DIRECTIVE -
Would you copy out the whole listing exactly as given?

====== DATA IN THIS EXERCISE

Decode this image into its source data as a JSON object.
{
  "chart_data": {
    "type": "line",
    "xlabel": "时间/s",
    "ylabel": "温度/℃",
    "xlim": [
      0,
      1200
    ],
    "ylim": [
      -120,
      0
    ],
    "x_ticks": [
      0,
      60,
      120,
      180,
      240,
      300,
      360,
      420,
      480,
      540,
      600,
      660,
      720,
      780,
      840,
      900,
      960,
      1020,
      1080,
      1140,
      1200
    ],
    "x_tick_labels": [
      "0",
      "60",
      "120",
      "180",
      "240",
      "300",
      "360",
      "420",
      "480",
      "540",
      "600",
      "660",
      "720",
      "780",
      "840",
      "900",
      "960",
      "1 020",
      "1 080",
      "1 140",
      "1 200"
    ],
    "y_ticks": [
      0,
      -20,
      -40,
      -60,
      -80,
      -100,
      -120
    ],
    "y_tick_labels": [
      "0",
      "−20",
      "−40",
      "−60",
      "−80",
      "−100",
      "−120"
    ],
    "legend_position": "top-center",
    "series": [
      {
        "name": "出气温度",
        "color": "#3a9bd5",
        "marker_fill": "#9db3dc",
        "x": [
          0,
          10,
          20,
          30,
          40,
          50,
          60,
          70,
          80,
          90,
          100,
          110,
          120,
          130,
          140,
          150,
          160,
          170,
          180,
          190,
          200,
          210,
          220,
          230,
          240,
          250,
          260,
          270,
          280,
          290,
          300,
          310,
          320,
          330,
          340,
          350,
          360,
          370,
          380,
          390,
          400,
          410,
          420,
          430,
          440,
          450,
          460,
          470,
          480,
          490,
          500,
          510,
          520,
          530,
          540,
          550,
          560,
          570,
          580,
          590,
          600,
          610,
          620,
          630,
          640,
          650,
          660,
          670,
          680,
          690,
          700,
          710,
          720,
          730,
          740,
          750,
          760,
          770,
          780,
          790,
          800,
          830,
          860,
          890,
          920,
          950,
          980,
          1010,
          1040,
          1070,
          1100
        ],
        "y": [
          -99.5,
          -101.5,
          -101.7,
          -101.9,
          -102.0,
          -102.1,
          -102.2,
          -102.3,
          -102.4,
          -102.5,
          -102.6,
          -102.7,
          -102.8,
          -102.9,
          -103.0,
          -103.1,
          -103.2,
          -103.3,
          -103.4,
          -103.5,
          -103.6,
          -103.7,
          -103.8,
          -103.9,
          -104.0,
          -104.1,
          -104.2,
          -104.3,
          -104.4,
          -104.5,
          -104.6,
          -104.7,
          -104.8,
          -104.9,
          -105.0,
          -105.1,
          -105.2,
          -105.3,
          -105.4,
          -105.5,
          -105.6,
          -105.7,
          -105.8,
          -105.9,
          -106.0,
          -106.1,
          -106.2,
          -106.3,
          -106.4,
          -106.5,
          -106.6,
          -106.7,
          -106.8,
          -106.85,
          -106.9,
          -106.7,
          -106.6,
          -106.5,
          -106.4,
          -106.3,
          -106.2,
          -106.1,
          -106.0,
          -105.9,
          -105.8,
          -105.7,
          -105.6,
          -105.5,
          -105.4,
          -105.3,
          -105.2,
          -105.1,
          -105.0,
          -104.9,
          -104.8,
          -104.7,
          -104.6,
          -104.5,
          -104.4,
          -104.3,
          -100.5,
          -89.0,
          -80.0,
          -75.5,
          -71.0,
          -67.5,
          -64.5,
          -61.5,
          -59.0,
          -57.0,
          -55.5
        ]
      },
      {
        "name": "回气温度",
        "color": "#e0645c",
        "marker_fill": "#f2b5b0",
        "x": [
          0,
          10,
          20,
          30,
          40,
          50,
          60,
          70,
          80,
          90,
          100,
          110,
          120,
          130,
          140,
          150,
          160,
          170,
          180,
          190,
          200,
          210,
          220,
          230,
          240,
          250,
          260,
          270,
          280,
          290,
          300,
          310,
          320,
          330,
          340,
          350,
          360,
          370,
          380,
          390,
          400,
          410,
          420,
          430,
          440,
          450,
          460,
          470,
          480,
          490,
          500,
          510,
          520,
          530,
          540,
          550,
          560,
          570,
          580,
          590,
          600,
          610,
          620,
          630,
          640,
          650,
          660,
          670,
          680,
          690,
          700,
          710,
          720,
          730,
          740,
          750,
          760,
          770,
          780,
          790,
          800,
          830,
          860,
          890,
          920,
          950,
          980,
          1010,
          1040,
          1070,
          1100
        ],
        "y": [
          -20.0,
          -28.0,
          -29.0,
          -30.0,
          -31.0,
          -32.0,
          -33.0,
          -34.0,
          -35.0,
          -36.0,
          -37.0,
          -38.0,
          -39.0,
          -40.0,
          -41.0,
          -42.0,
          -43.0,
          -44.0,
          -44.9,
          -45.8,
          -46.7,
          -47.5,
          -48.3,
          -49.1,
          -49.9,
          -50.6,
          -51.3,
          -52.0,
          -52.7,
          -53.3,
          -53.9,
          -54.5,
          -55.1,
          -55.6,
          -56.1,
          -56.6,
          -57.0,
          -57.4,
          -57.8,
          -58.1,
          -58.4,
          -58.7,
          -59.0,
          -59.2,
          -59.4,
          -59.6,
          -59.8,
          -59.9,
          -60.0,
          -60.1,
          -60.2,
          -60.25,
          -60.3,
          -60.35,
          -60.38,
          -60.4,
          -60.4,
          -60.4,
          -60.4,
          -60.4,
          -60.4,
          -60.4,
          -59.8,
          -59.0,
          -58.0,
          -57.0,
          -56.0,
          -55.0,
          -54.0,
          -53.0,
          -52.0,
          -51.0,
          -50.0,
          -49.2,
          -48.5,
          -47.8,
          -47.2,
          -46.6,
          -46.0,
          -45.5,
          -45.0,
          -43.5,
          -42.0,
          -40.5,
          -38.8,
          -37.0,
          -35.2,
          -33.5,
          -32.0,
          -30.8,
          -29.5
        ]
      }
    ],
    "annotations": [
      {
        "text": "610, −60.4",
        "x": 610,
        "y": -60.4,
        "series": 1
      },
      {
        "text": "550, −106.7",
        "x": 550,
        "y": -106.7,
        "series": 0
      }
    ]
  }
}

============

OUTPUT -
Decode this image into its source data as a JSON object.
{
  "chart_data": {
    "type": "line",
    "xlabel": "时间/s",
    "ylabel": "温度/℃",
    "xlim": [
      0,
      1200
    ],
    "ylim": [
      -120,
      0
    ],
    "x_ticks": [
      0,
      60,
      120,
      180,
      240,
      300,
      360,
      420,
      480,
      540,
      600,
      660,
      720,
      780,
      840,
      900,
      960,
      1020,
      1080,
      1140,
      1200
    ],
    "x_tick_labels": [
      "0",
      "60",
      "120",
      "180",
      "240",
      "300",
      "360",
      "420",
      "480",
      "540",
      "600",
      "660",
      "720",
      "780",
      "840",
      "900",
      "960",
      "1 020",
      "1 080",
      "1 140",
      "1 200"
    ],
    "y_ticks": [
      0,
      -20,
      -40,
      -60,
      -80,
      -100,
      -120
    ],
    "y_tick_labels": [
      "0",
      "−20",
      "−40",
      "−60",
      "−80",
      "−100",
      "−120"
    ],
    "legend_position": "top-center",
    "series": [
      {
        "name": "出气温度",
        "color": "#3a9bd5",
        "marker_fill": "#9db3dc",
        "x": [
          0,
          10,
          20,
          30,
          40,
          50,
          60,
          70,
          80,
          90,
          100,
          110,
          120,
          130,
          140,
          150,
          160,
          170,
          180,
          190,
          200,
          210,
          220,
          230,
          240,
          250,
          260,
          270,
          280,
          290,
          300,
          310,
          320,
          330,
          340,
          350,
          360,
          370,
          380,
          390,
          400,
          410,
          420,
          430,
          440,
          450,
          460,
          470,
          480,
          490,
          500,
          510,
          520,
          530,
          540,
          550,
          560,
          570,
          580,
          590,
          600,
          610,
          620,
          630,
          640,
          650,
          660,
          670,
          680,
          690,
          700,
          710,
          720,
          730,
          740,
          750,
          760,
          770,
          780,
          790,
          800,
          830,
          860,
          890,
          920,
          950,
          980,
          1010,
          1040,
          1070,
          1100
        ],
        "y": [
          -99.5,
          -101.5,
          -101.7,
          -101.9,
          -102.0,
          -102.1,
          -102.2,
          -102.3,
          -102.4,
          -102.5,
          -102.6,
          -102.7,
          -102.8,
          -102.9,
          -103.0,
          -103.1,
          -103.2,
          -103.3,
          -103.4,
          -103.5,
          -103.6,
          -103.7,
          -103.8,
          -103.9,
          -104.0,
          -104.1,
          -104.2,
          -104.3,
          -104.4,
          -104.5,
          -104.6,
          -104.7,
          -104.8,
          -104.9,
          -105.0,
          -105.1,
          -105.2,
          -105.3,
          -105.4,
          -105.5,
          -105.6,
          -105.7,
          -105.8,
          -105.9,
          -106.0,
          -106.1,
          -106.2,
          -106.3,
          -106.4,
          -106.5,
          -106.6,
          -106.7,
          -106.8,
          -106.85,
          -106.9,
          -106.7,
          -106.6,
          -106.5,
          -106.4,
          -106.3,
          -106.2,
          -106.1,
          -106.0,
          -105.9,
          -105.8,
          -105.7,
          -105.6,
          -105.5,
          -105.4,
          -105.3,
          -105.2,
          -105.1,
          -105.0,
          -104.9,
          -104.8,
          -104.7,
          -104.6,
          -104.5,
          -104.4,
          -104.3,
          -100.5,
          -89.0,
          -80.0,
          -75.5,
          -71.0,
          -67.5,
          -64.5,
          -61.5,
          -59.0,
          -57.0,
          -55.5
        ]
      },
      {
        "name": "回气温度",
        "color": "#e0645c",
        "marker_fill": "#f2b5b0",
        "x": [
          0,
          10,
          20,
          30,
          40,
          50,
          60,
          70,
          80,
          90,
          100,
          110,
          120,
          130,
          140,
          150,
          160,
          170,
          180,
          190,
          200,
          210,
          220,
          230,
          240,
          250,
          260,
          270,
          280,
          290,
          300,
          310,
          320,
          330,
          340,
          350,
          360,
          370,
          380,
          390,
          400,
          410,
          420,
          430,
          440,
          450,
          460,
          470,
          480,
          490,
          500,
          510,
          520,
          530,
          540,
          550,
          560,
          570,
          580,
          590,
          600,
          610,
          620,
          630,
          640,
          650,
          660,
          670,
          680,
          690,
          700,
          710,
          720,
          730,
          740,
          750,
          760,
          770,
          780,
          790,
          800,
          830,
          860,
          890,
          920,
          950,
          980,
          1010,
          1040,
          1070,
          1100
        ],
        "y": [
          -20.0,
          -28.0,
          -29.0,
          -30.0,
          -31.0,
          -32.0,
          -33.0,
          -34.0,
          -35.0,
          -36.0,
          -37.0,
          -38.0,
          -39.0,
          -40.0,
          -41.0,
          -42.0,
          -43.0,
          -44.0,
          -44.9,
          -45.8,
          -46.7,
          -47.5,
          -48.3,
          -49.1,
          -49.9,
          -50.6,
          -51.3,
          -52.0,
          -52.7,
          -53.3,
          -53.9,
          -54.5,
          -55.1,
          -55.6,
          -56.1,
          -56.6,
          -57.0,
          -57.4,
          -57.8,
          -58.1,
          -58.4,
          -58.7,
          -59.0,
          -59.2,
          -59.4,
          -59.6,
          -59.8,
          -59.9,
          -60.0,
          -60.1,
          -60.2,
          -60.25,
          -60.3,
          -60.35,
          -60.38,
          -60.4,
          -60.4,
          -60.4,
          -60.4,
          -60.4,
          -60.4,
          -60.4,
          -59.8,
          -59.0,
          -58.0,
          -57.0,
          -56.0,
          -55.0,
          -54.0,
          -53.0,
          -52.0,
          -51.0,
          -50.0,
          -49.2,
          -48.5,
          -47.8,
          -47.2,
          -46.6,
          -46.0,
          -45.5,
          -45.0,
          -43.5,
          -42.0,
          -40.5,
          -38.8,
          -37.0,
          -35.2,
          -33.5,
          -32.0,
          -30.8,
          -29.5
        ]
      }
    ],
    "annotations": [
      {
        "text": "610, −60.4",
        "x": 610,
        "y": -60.4,
        "series": 1
      },
      {
        "text": "550, −106.7",
        "x": 550,
        "y": -106.7,
        "series": 0
      }
    ]
  }
}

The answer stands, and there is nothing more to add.